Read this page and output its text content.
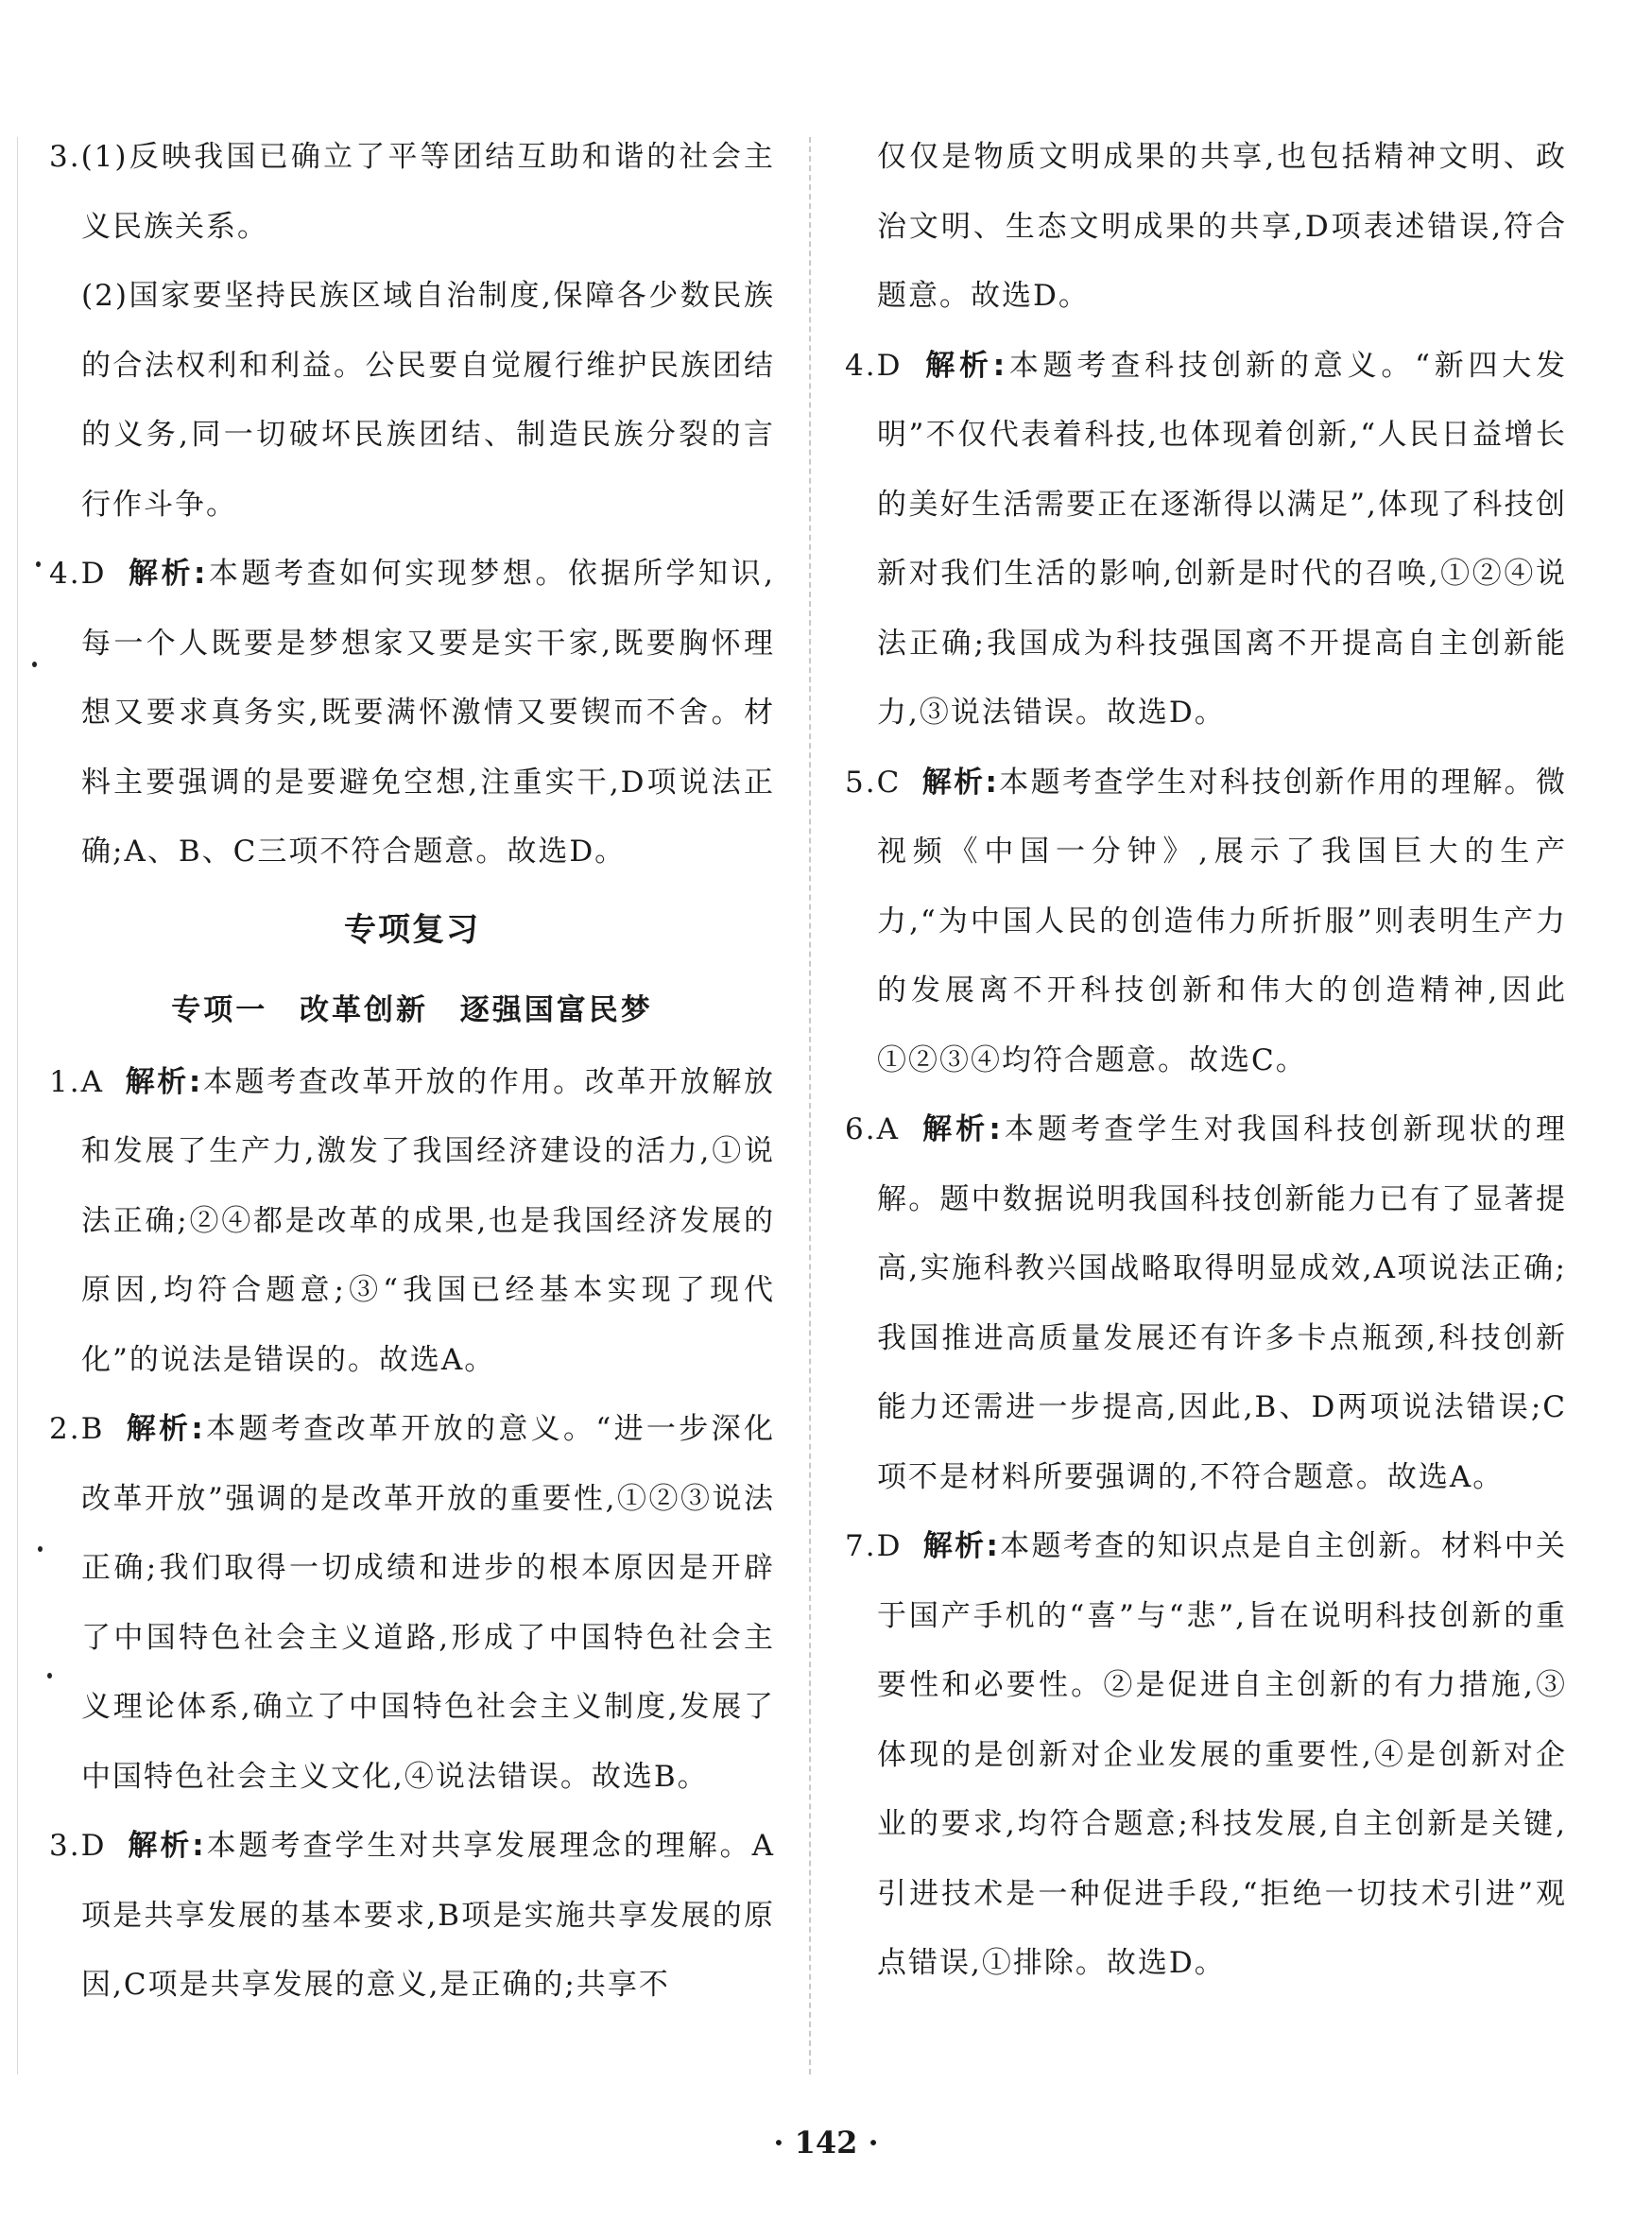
3.(1)反映我国已确立了平等团结互助和谐的社会主义民族关系。

(2)国家要坚持民族区域自治制度,保障各少数民族的合法权利和利益。公民要自觉履行维护民族团结的义务,同一切破坏民族团结、制造民族分裂的言行作斗争。

4.D 解析:本题考查如何实现梦想。依据所学知识,每一个人既要是梦想家又要是实干家,既要胸怀理想又要求真务实,既要满怀激情又要锲而不舍。材料主要强调的是要避免空想,注重实干,D项说法正确;A、B、C三项不符合题意。故选D。

专项复习
专项一 改革创新 逐强国富民梦

1.A 解析:本题考查改革开放的作用。改革开放解放和发展了生产力,激发了我国经济建设的活力,①说法正确;②④都是改革的成果,也是我国经济发展的原因,均符合题意;③“我国已经基本实现了现代化”的说法是错误的。故选A。

2.B 解析:本题考查改革开放的意义。“进一步深化改革开放”强调的是改革开放的重要性,①②③说法正确;我们取得一切成绩和进步的根本原因是开辟了中国特色社会主义道路,形成了中国特色社会主义理论体系,确立了中国特色社会主义制度,发展了中国特色社会主义文化,④说法错误。故选B。

3.D 解析:本题考查学生对共享发展理念的理解。A项是共享发展的基本要求,B项是实施共享发展的原因,C项是共享发展的意义,是正确的;共享不

仅仅是物质文明成果的共享,也包括精神文明、政治文明、生态文明成果的共享,D项表述错误,符合题意。故选D。

4.D 解析:本题考查科技创新的意义。“新四大发明”不仅代表着科技,也体现着创新,“人民日益增长的美好生活需要正在逐渐得以满足”,体现了科技创新对我们生活的影响,创新是时代的召唤,①②④说法正确;我国成为科技强国离不开提高自主创新能力,③说法错误。故选D。

5.C 解析:本题考查学生对科技创新作用的理解。微视频《中国一分钟》,展示了我国巨大的生产力,“为中国人民的创造伟力所折服”则表明生产力的发展离不开科技创新和伟大的创造精神,因此①②③④均符合题意。故选C。

6.A 解析:本题考查学生对我国科技创新现状的理解。题中数据说明我国科技创新能力已有了显著提高,实施科教兴国战略取得明显成效,A项说法正确;我国推进高质量发展还有许多卡点瓶颈,科技创新能力还需进一步提高,因此,B、D两项说法错误;C项不是材料所要强调的,不符合题意。故选A。

7.D 解析:本题考查的知识点是自主创新。材料中关于国产手机的“喜”与“悲”,旨在说明科技创新的重要性和必要性。②是促进自主创新的有力措施,③体现的是创新对企业发展的重要性,④是创新对企业的要求,均符合题意;科技发展,自主创新是关键,引进技术是一种促进手段,“拒绝一切技术引进”观点错误,①排除。故选D。

· 142 ·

_Problem to solve:_ Give all the entries again exactly, dropping each picture.

_Correct answer:_
Read this page and output its text content.
3.(1)反映我国已确立了平等团结互助和谐的社会主义民族关系。

(2)国家要坚持民族区域自治制度,保障各少数民族的合法权利和利益。公民要自觉履行维护民族团结的义务,同一切破坏民族团结、制造民族分裂的言行作斗争。

4.D 解析:本题考查如何实现梦想。依据所学知识,每一个人既要是梦想家又要是实干家,既要胸怀理想又要求真务实,既要满怀激情又要锲而不舍。材料主要强调的是要避免空想,注重实干,D项说法正确;A、B、C三项不符合题意。故选D。

专项复习
专项一 改革创新 逐强国富民梦

1.A 解析:本题考查改革开放的作用。改革开放解放和发展了生产力,激发了我国经济建设的活力,①说法正确;②④都是改革的成果,也是我国经济发展的原因,均符合题意;③“我国已经基本实现了现代化”的说法是错误的。故选A。

2.B 解析:本题考查改革开放的意义。“进一步深化改革开放”强调的是改革开放的重要性,①②③说法正确;我们取得一切成绩和进步的根本原因是开辟了中国特色社会主义道路,形成了中国特色社会主义理论体系,确立了中国特色社会主义制度,发展了中国特色社会主义文化,④说法错误。故选B。

3.D 解析:本题考查学生对共享发展理念的理解。A项是共享发展的基本要求,B项是实施共享发展的原因,C项是共享发展的意义,是正确的;共享不

仅仅是物质文明成果的共享,也包括精神文明、政治文明、生态文明成果的共享,D项表述错误,符合题意。故选D。

4.D 解析:本题考查科技创新的意义。“新四大发明”不仅代表着科技,也体现着创新,“人民日益增长的美好生活需要正在逐渐得以满足”,体现了科技创新对我们生活的影响,创新是时代的召唤,①②④说法正确;我国成为科技强国离不开提高自主创新能力,③说法错误。故选D。

5.C 解析:本题考查学生对科技创新作用的理解。微视频《中国一分钟》,展示了我国巨大的生产力,“为中国人民的创造伟力所折服”则表明生产力的发展离不开科技创新和伟大的创造精神,因此①②③④均符合题意。故选C。

6.A 解析:本题考查学生对我国科技创新现状的理解。题中数据说明我国科技创新能力已有了显著提高,实施科教兴国战略取得明显成效,A项说法正确;我国推进高质量发展还有许多卡点瓶颈,科技创新能力还需进一步提高,因此,B、D两项说法错误;C项不是材料所要强调的,不符合题意。故选A。

7.D 解析:本题考查的知识点是自主创新。材料中关于国产手机的“喜”与“悲”,旨在说明科技创新的重要性和必要性。②是促进自主创新的有力措施,③体现的是创新对企业发展的重要性,④是创新对企业的要求,均符合题意;科技发展,自主创新是关键,引进技术是一种促进手段,“拒绝一切技术引进”观点错误,①排除。故选D。

· 142 ·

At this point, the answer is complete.